Records from a dataset
****
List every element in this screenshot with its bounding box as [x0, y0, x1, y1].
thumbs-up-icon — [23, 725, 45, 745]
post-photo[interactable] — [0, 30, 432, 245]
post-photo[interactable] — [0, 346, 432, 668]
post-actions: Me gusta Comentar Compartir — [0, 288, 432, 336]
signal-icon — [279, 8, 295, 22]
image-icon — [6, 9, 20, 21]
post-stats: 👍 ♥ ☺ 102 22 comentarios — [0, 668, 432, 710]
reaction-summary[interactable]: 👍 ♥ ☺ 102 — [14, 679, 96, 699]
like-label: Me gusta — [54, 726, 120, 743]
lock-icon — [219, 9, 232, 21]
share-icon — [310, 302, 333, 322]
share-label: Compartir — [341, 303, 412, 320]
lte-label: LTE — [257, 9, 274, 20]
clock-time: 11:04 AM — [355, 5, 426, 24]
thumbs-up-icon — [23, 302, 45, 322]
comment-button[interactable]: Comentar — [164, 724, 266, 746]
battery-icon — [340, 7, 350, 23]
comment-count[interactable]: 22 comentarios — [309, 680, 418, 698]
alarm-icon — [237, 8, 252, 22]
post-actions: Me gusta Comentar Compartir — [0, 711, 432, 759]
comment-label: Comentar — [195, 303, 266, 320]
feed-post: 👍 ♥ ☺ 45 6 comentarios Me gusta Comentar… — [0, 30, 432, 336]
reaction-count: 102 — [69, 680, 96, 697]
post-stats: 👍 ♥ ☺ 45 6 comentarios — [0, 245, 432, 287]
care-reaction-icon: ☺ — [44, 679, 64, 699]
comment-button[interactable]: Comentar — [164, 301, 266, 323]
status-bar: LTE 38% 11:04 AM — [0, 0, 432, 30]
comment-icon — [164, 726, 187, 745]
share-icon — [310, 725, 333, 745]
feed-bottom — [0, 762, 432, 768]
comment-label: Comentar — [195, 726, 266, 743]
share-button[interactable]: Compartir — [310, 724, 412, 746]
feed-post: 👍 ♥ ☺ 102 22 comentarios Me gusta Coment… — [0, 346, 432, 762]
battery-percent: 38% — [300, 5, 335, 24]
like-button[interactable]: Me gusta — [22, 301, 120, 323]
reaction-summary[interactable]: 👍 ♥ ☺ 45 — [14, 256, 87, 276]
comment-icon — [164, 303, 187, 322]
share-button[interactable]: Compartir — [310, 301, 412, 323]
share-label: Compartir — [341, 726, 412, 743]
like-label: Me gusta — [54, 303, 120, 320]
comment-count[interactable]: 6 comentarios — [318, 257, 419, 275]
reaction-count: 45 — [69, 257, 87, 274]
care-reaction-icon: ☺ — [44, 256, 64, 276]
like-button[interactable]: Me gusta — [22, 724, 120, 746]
****
Instructions to follow: Lay out the lines above as a numbered list, leaving out any blank lines.

Complete output:
1. List every element in this screenshot with its bounding box as [x0, y0, x1, y1].
2. thumbs-up-icon — [23, 725, 45, 745]
3. post-photo[interactable] — [0, 30, 432, 245]
4. post-photo[interactable] — [0, 346, 432, 668]
5. post-actions: Me gusta Comentar Compartir — [0, 288, 432, 336]
6. signal-icon — [279, 8, 295, 22]
7. image-icon — [6, 9, 20, 21]
8. post-stats: 👍 ♥ ☺ 102 22 comentarios — [0, 668, 432, 710]
9. reaction-summary[interactable]: 👍 ♥ ☺ 102 — [14, 679, 96, 699]
10. like-label: Me gusta — [54, 726, 120, 743]
11. lock-icon — [219, 9, 232, 21]
12. share-icon — [310, 302, 333, 322]
13. share-label: Compartir — [341, 303, 412, 320]
14. lte-label: LTE — [257, 9, 274, 20]
15. clock-time: 11:04 AM — [355, 5, 426, 24]
16. thumbs-up-icon — [23, 302, 45, 322]
17. comment-button[interactable]: Comentar — [164, 724, 266, 746]
18. battery-icon — [340, 7, 350, 23]
19. comment-count[interactable]: 22 comentarios — [309, 680, 418, 698]
20. alarm-icon — [237, 8, 252, 22]
21. post-actions: Me gusta Comentar Compartir — [0, 711, 432, 759]
22. comment-label: Comentar — [195, 303, 266, 320]
23. feed-post: 👍 ♥ ☺ 45 6 comentarios Me gusta Comentar… — [0, 30, 432, 336]
24. reaction-count: 102 — [69, 680, 96, 697]
25. post-stats: 👍 ♥ ☺ 45 6 comentarios — [0, 245, 432, 287]
26. care-reaction-icon: ☺ — [44, 679, 64, 699]
27. comment-button[interactable]: Comentar — [164, 301, 266, 323]
28. status-bar: LTE 38% 11:04 AM — [0, 0, 432, 30]
29. comment-icon — [164, 726, 187, 745]
30. share-icon — [310, 725, 333, 745]
31. feed-bottom — [0, 762, 432, 768]
32. comment-label: Comentar — [195, 726, 266, 743]
33. share-button[interactable]: Compartir — [310, 724, 412, 746]
34. feed-post: 👍 ♥ ☺ 102 22 comentarios Me gusta Coment… — [0, 346, 432, 762]
35. battery-percent: 38% — [300, 5, 335, 24]
36. like-button[interactable]: Me gusta — [22, 301, 120, 323]
37. reaction-summary[interactable]: 👍 ♥ ☺ 45 — [14, 256, 87, 276]
38. comment-icon — [164, 303, 187, 322]
39. share-button[interactable]: Compartir — [310, 301, 412, 323]
40. share-label: Compartir — [341, 726, 412, 743]
41. like-label: Me gusta — [54, 303, 120, 320]
42. comment-count[interactable]: 6 comentarios — [318, 257, 419, 275]
43. reaction-count: 45 — [69, 257, 87, 274]
44. care-reaction-icon: ☺ — [44, 256, 64, 276]
45. like-button[interactable]: Me gusta — [22, 724, 120, 746]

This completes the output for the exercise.